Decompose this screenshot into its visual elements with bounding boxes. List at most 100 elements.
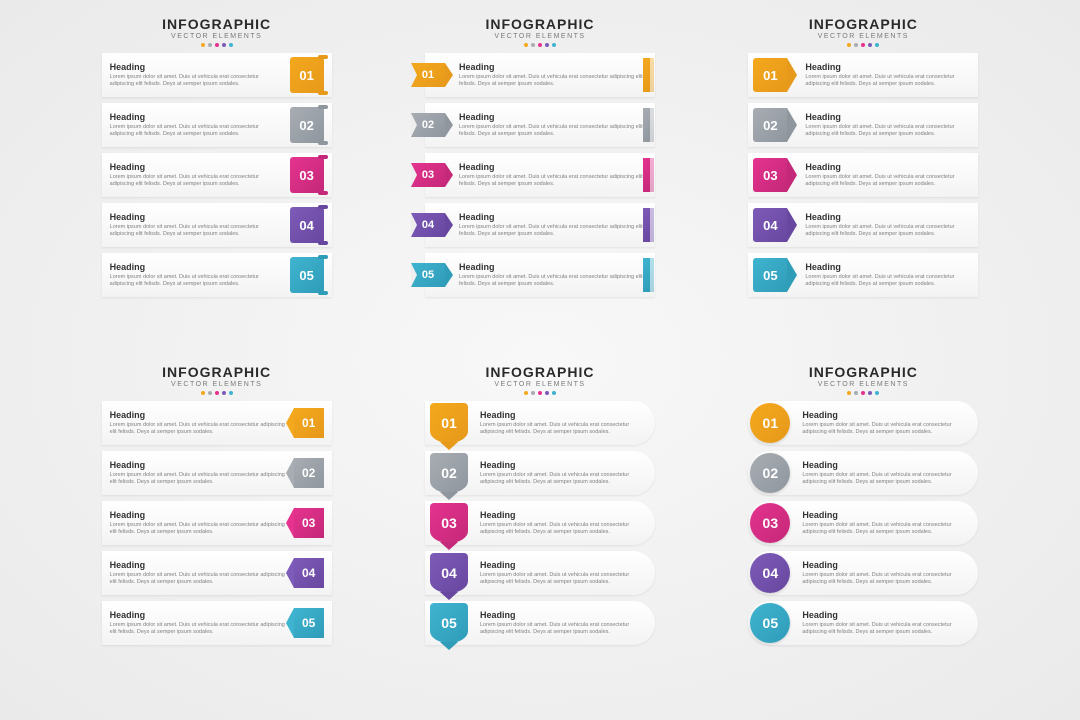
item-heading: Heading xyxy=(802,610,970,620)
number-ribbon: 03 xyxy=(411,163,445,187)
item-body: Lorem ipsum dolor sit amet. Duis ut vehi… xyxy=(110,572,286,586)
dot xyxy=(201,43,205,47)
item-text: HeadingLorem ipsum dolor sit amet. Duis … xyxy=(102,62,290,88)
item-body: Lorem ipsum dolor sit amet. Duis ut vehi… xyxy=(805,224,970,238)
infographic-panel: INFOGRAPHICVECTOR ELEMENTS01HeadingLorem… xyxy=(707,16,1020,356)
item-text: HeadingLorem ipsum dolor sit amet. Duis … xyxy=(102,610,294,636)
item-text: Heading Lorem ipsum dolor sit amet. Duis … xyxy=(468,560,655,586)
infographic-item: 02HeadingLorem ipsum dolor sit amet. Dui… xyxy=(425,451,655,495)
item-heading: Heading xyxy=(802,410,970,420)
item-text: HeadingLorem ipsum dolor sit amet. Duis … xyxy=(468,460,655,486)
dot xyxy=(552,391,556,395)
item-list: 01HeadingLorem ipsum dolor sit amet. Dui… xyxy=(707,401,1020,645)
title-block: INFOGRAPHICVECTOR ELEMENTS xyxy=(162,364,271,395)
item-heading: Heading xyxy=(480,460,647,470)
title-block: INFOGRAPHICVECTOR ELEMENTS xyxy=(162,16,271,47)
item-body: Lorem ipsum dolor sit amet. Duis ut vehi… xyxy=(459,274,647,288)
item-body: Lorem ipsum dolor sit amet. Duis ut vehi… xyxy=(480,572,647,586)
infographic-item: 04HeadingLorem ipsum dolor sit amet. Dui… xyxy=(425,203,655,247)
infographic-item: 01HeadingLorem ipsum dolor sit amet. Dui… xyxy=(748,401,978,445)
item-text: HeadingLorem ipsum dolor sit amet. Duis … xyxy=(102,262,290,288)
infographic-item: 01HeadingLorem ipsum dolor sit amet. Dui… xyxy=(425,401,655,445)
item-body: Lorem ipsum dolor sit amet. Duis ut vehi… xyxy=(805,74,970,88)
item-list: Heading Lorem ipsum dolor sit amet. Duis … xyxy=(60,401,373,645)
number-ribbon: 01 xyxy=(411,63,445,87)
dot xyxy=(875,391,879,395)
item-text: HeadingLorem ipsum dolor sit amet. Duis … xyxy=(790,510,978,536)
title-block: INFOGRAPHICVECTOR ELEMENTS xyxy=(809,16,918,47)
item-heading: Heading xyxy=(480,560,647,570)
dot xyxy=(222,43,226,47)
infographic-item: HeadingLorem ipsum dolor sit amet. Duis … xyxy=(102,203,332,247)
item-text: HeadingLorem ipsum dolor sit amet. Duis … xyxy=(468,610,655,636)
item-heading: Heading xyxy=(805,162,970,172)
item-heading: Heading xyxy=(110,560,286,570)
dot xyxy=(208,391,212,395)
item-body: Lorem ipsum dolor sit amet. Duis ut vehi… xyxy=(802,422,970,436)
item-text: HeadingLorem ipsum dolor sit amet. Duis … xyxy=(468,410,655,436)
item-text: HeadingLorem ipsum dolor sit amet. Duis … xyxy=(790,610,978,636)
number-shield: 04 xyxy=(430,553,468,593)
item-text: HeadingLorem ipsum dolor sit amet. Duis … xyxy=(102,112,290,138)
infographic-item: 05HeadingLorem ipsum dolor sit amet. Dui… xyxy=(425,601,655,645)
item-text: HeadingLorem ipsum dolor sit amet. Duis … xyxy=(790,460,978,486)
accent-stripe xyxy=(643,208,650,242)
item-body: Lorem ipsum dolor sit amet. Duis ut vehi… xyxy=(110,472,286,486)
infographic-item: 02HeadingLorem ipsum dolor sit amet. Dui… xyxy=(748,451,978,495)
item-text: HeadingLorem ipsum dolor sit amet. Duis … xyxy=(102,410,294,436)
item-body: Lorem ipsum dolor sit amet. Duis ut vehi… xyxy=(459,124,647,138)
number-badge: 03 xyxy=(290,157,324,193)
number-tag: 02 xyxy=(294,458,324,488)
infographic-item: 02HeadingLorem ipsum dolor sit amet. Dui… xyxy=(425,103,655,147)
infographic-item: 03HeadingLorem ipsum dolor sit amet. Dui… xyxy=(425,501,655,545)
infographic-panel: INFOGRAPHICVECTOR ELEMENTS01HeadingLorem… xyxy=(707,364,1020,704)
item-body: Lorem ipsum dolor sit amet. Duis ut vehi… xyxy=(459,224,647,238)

AIM – Copy out every line above character for character, and leave the picture out of your copy.

SOLUTION TO THIS TASK –
Decompose this screenshot into its visual elements with bounding boxes. List at most 100 elements.
item-heading: Heading xyxy=(802,610,970,620)
number-ribbon: 03 xyxy=(411,163,445,187)
item-body: Lorem ipsum dolor sit amet. Duis ut vehi… xyxy=(110,572,286,586)
dot xyxy=(201,43,205,47)
item-text: HeadingLorem ipsum dolor sit amet. Duis … xyxy=(102,62,290,88)
item-body: Lorem ipsum dolor sit amet. Duis ut vehi… xyxy=(805,224,970,238)
infographic-panel: INFOGRAPHICVECTOR ELEMENTS01HeadingLorem… xyxy=(707,16,1020,356)
item-text: HeadingLorem ipsum dolor sit amet. Duis … xyxy=(102,610,294,636)
item-text: Heading Lorem ipsum dolor sit amet. Duis … xyxy=(468,560,655,586)
infographic-item: 02HeadingLorem ipsum dolor sit amet. Dui… xyxy=(425,451,655,495)
item-heading: Heading xyxy=(802,410,970,420)
item-text: HeadingLorem ipsum dolor sit amet. Duis … xyxy=(468,460,655,486)
dot xyxy=(552,391,556,395)
item-list: 01HeadingLorem ipsum dolor sit amet. Dui… xyxy=(707,401,1020,645)
title-block: INFOGRAPHICVECTOR ELEMENTS xyxy=(162,364,271,395)
item-heading: Heading xyxy=(480,460,647,470)
title-block: INFOGRAPHICVECTOR ELEMENTS xyxy=(162,16,271,47)
item-body: Lorem ipsum dolor sit amet. Duis ut vehi… xyxy=(459,274,647,288)
item-body: Lorem ipsum dolor sit amet. Duis ut vehi… xyxy=(480,572,647,586)
infographic-item: 04HeadingLorem ipsum dolor sit amet. Dui… xyxy=(425,203,655,247)
infographic-item: 01HeadingLorem ipsum dolor sit amet. Dui… xyxy=(748,401,978,445)
item-text: HeadingLorem ipsum dolor sit amet. Duis … xyxy=(102,262,290,288)
infographic-item: 01HeadingLorem ipsum dolor sit amet. Dui… xyxy=(425,401,655,445)
item-body: Lorem ipsum dolor sit amet. Duis ut vehi… xyxy=(805,74,970,88)
item-list: Heading Lorem ipsum dolor sit amet. Duis … xyxy=(60,401,373,645)
number-ribbon: 01 xyxy=(411,63,445,87)
dot xyxy=(875,391,879,395)
item-text: HeadingLorem ipsum dolor sit amet. Duis … xyxy=(790,510,978,536)
title-block: INFOGRAPHICVECTOR ELEMENTS xyxy=(809,16,918,47)
item-heading: Heading xyxy=(480,560,647,570)
dot xyxy=(222,43,226,47)
infographic-item: HeadingLorem ipsum dolor sit amet. Duis … xyxy=(102,203,332,247)
item-text: HeadingLorem ipsum dolor sit amet. Duis … xyxy=(468,610,655,636)
item-heading: Heading xyxy=(805,162,970,172)
item-heading: Heading xyxy=(110,560,286,570)
dot xyxy=(208,391,212,395)
item-body: Lorem ipsum dolor sit amet. Duis ut vehi… xyxy=(802,422,970,436)
item-text: HeadingLorem ipsum dolor sit amet. Duis … xyxy=(468,410,655,436)
item-text: HeadingLorem ipsum dolor sit amet. Duis … xyxy=(790,610,978,636)
number-shield: 04 xyxy=(430,553,468,593)
item-text: HeadingLorem ipsum dolor sit amet. Duis … xyxy=(102,112,290,138)
infographic-item: 05HeadingLorem ipsum dolor sit amet. Dui… xyxy=(425,601,655,645)
item-text: HeadingLorem ipsum dolor sit amet. Duis … xyxy=(790,460,978,486)
accent-stripe xyxy=(643,208,650,242)
item-body: Lorem ipsum dolor sit amet. Duis ut vehi… xyxy=(110,472,286,486)
infographic-item: 02HeadingLorem ipsum dolor sit amet. Dui… xyxy=(748,451,978,495)
item-text: HeadingLorem ipsum dolor sit amet. Duis … xyxy=(102,410,294,436)
item-body: Lorem ipsum dolor sit amet. Duis ut vehi… xyxy=(459,124,647,138)
number-badge: 03 xyxy=(290,157,324,193)
number-tag: 02 xyxy=(294,458,324,488)
infographic-item: 02HeadingLorem ipsum dolor sit amet. Dui… xyxy=(425,103,655,147)
infographic-item: 03HeadingLorem ipsum dolor sit amet. Dui… xyxy=(425,501,655,545)
infographic-panel: INFOGRAPHICVECTOR ELEMENTS01HeadingLorem… xyxy=(707,364,1020,704)
item-body: Lorem ipsum dolor sit amet. Duis ut vehi… xyxy=(459,224,647,238)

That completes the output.